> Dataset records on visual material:

------------------------------

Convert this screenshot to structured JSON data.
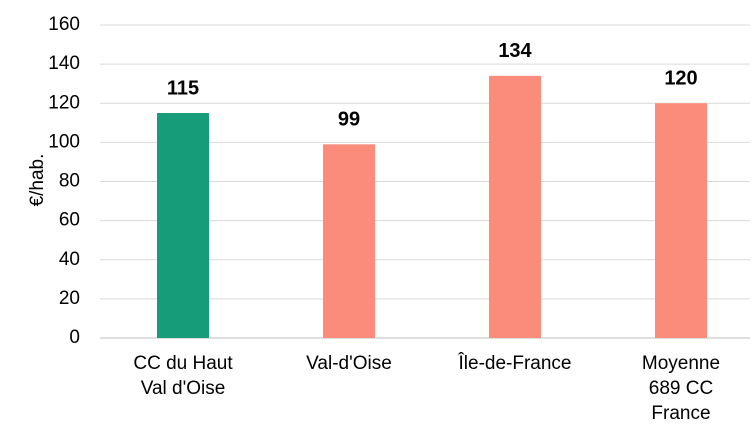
{
  "chart_data": {
    "type": "bar",
    "y_label": "€/hab.",
    "categories": [
      "CC du Haut\nVal d'Oise",
      "Val-d'Oise",
      "Île-de-France",
      "Moyenne\n689 CC\nFrance"
    ],
    "values": [
      115,
      99,
      134,
      120
    ],
    "colors": [
      "#169c79",
      "#fb8c7b",
      "#fb8c7b",
      "#fb8c7b"
    ],
    "ylim": [
      0,
      160
    ],
    "yticks": [
      0,
      20,
      40,
      60,
      80,
      100,
      120,
      140,
      160
    ],
    "grid": true
  }
}
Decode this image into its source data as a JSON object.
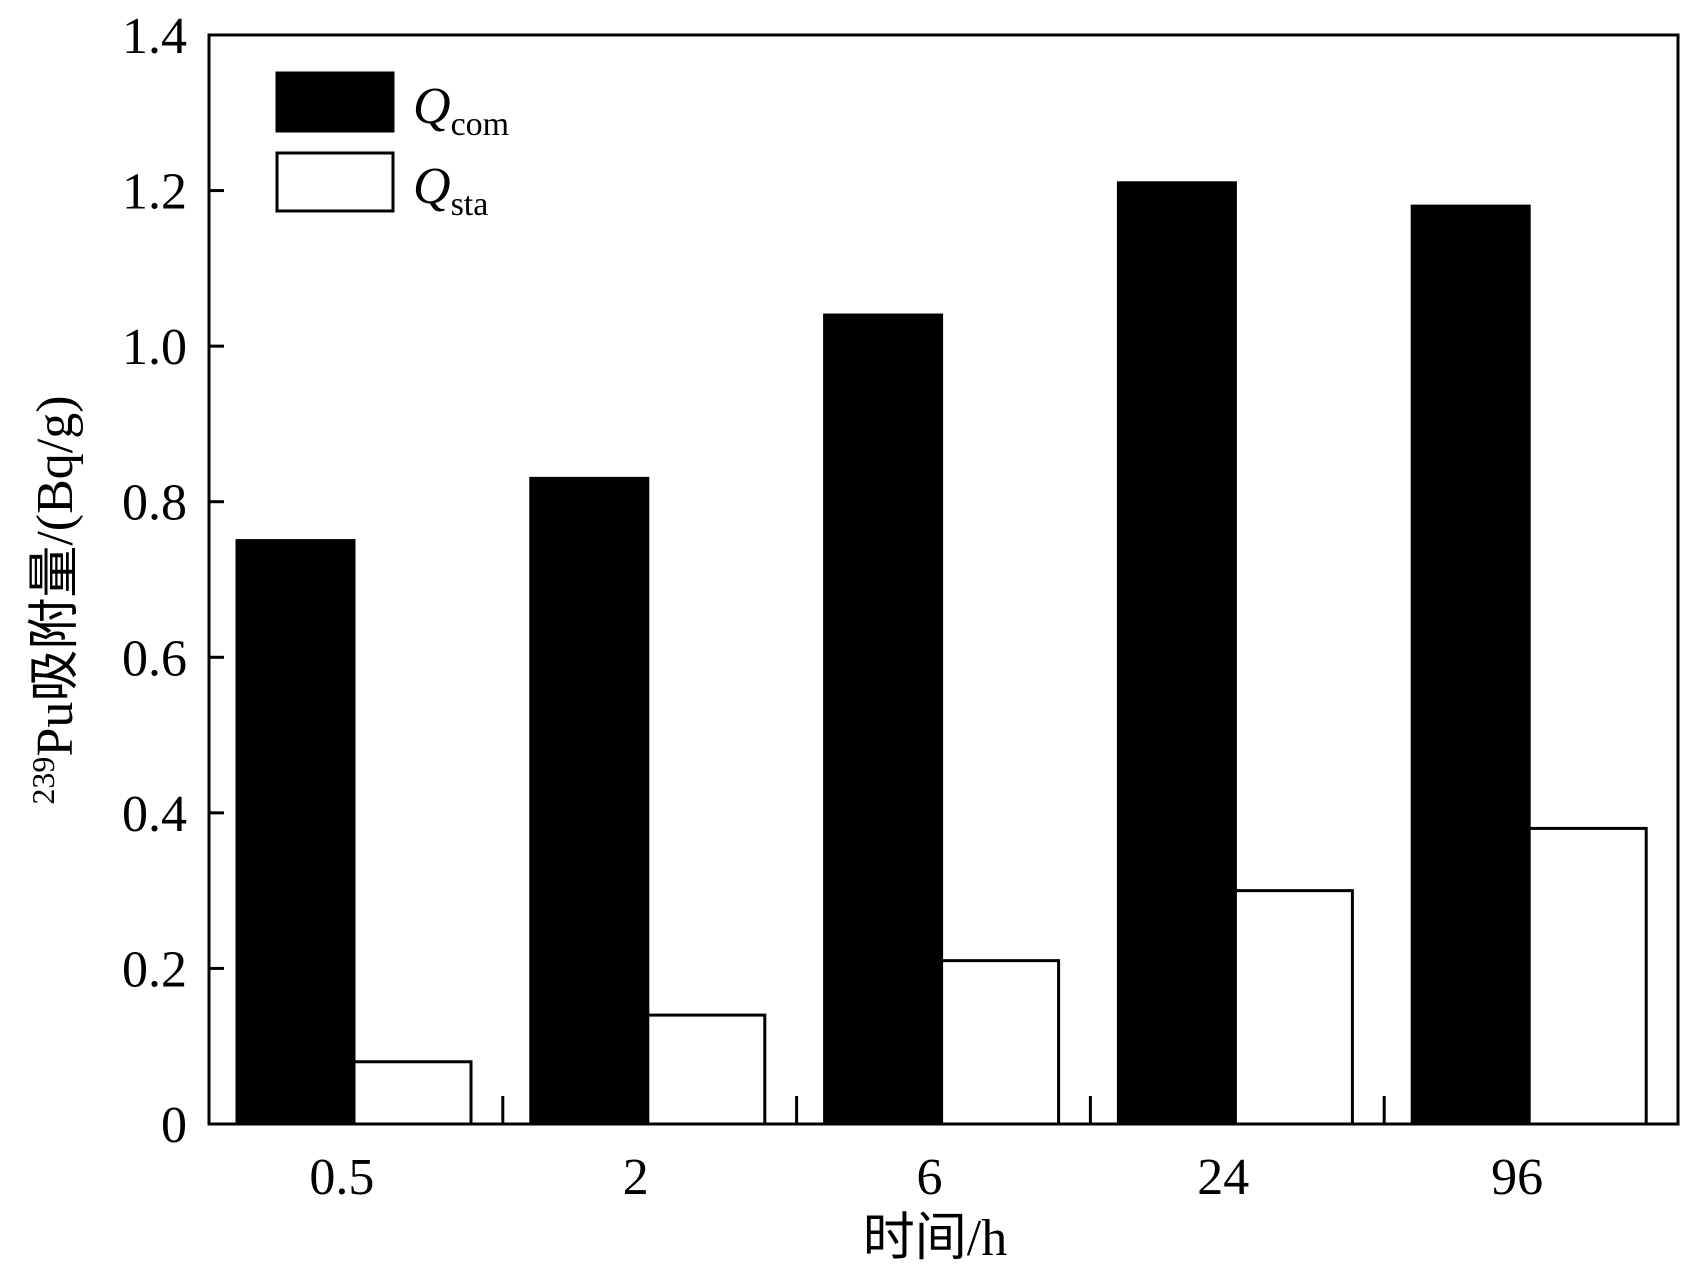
{
  "chart_data": {
    "type": "bar",
    "title": "",
    "xlabel": "时间/h",
    "ylabel": {
      "superscript": "239",
      "text": "Pu吸附量/(Bq/g)"
    },
    "categories": [
      "0.5",
      "2",
      "6",
      "24",
      "96"
    ],
    "ylim": [
      0,
      1.4
    ],
    "yticks": [
      "0",
      "0.2",
      "0.4",
      "0.6",
      "0.8",
      "1.0",
      "1.2",
      "1.4"
    ],
    "series": [
      {
        "name": "Q",
        "subscript": "com",
        "color": "#000000",
        "fill": "solid",
        "values": [
          0.75,
          0.83,
          1.04,
          1.21,
          1.18
        ]
      },
      {
        "name": "Q",
        "subscript": "sta",
        "color": "#ffffff",
        "fill": "hollow",
        "values": [
          0.08,
          0.14,
          0.21,
          0.3,
          0.38
        ]
      }
    ],
    "grid": false,
    "legend": "top-left"
  }
}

------------------------------

> INSTRUCTION: Determine the number of lines in the records that include the string "JSON", and respond with that number only.

> EXPECTED ANSWER: 2